* **Exercise prompt**
Transcribe the material below exactly as it appears.

* **Exercise inputs**

__________________________________________________

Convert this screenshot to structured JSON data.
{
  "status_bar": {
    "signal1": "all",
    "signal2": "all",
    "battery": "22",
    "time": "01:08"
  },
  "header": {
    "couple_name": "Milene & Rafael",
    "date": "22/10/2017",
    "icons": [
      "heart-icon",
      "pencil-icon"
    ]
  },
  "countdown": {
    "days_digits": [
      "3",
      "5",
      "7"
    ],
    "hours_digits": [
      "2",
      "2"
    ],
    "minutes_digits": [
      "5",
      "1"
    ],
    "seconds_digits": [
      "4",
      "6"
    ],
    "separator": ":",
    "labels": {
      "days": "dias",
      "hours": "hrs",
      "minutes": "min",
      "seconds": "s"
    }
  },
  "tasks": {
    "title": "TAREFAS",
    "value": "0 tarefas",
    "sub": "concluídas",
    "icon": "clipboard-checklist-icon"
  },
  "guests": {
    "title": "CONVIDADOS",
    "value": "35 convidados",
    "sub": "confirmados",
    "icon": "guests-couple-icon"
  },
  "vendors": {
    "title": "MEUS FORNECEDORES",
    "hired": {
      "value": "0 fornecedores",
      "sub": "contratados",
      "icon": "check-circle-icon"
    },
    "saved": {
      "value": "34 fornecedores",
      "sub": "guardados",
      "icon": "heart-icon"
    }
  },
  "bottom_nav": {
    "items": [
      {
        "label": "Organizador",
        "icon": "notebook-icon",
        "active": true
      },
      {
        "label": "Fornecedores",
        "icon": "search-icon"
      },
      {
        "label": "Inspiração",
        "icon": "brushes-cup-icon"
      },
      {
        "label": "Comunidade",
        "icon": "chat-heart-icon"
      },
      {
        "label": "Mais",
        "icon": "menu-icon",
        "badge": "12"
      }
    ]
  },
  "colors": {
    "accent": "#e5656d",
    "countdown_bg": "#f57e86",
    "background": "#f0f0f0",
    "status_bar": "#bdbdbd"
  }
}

__________________________________________________

* **Written response**
Convert this screenshot to structured JSON data.
{
  "status_bar": {
    "signal1": "all",
    "signal2": "all",
    "battery": "22",
    "time": "01:08"
  },
  "header": {
    "couple_name": "Milene & Rafael",
    "date": "22/10/2017",
    "icons": [
      "heart-icon",
      "pencil-icon"
    ]
  },
  "countdown": {
    "days_digits": [
      "3",
      "5",
      "7"
    ],
    "hours_digits": [
      "2",
      "2"
    ],
    "minutes_digits": [
      "5",
      "1"
    ],
    "seconds_digits": [
      "4",
      "6"
    ],
    "separator": ":",
    "labels": {
      "days": "dias",
      "hours": "hrs",
      "minutes": "min",
      "seconds": "s"
    }
  },
  "tasks": {
    "title": "TAREFAS",
    "value": "0 tarefas",
    "sub": "concluídas",
    "icon": "clipboard-checklist-icon"
  },
  "guests": {
    "title": "CONVIDADOS",
    "value": "35 convidados",
    "sub": "confirmados",
    "icon": "guests-couple-icon"
  },
  "vendors": {
    "title": "MEUS FORNECEDORES",
    "hired": {
      "value": "0 fornecedores",
      "sub": "contratados",
      "icon": "check-circle-icon"
    },
    "saved": {
      "value": "34 fornecedores",
      "sub": "guardados",
      "icon": "heart-icon"
    }
  },
  "bottom_nav": {
    "items": [
      {
        "label": "Organizador",
        "icon": "notebook-icon",
        "active": true
      },
      {
        "label": "Fornecedores",
        "icon": "search-icon"
      },
      {
        "label": "Inspiração",
        "icon": "brushes-cup-icon"
      },
      {
        "label": "Comunidade",
        "icon": "chat-heart-icon"
      },
      {
        "label": "Mais",
        "icon": "menu-icon",
        "badge": "12"
      }
    ]
  },
  "colors": {
    "accent": "#e5656d",
    "countdown_bg": "#f57e86",
    "background": "#f0f0f0",
    "status_bar": "#bdbdbd"
  }
}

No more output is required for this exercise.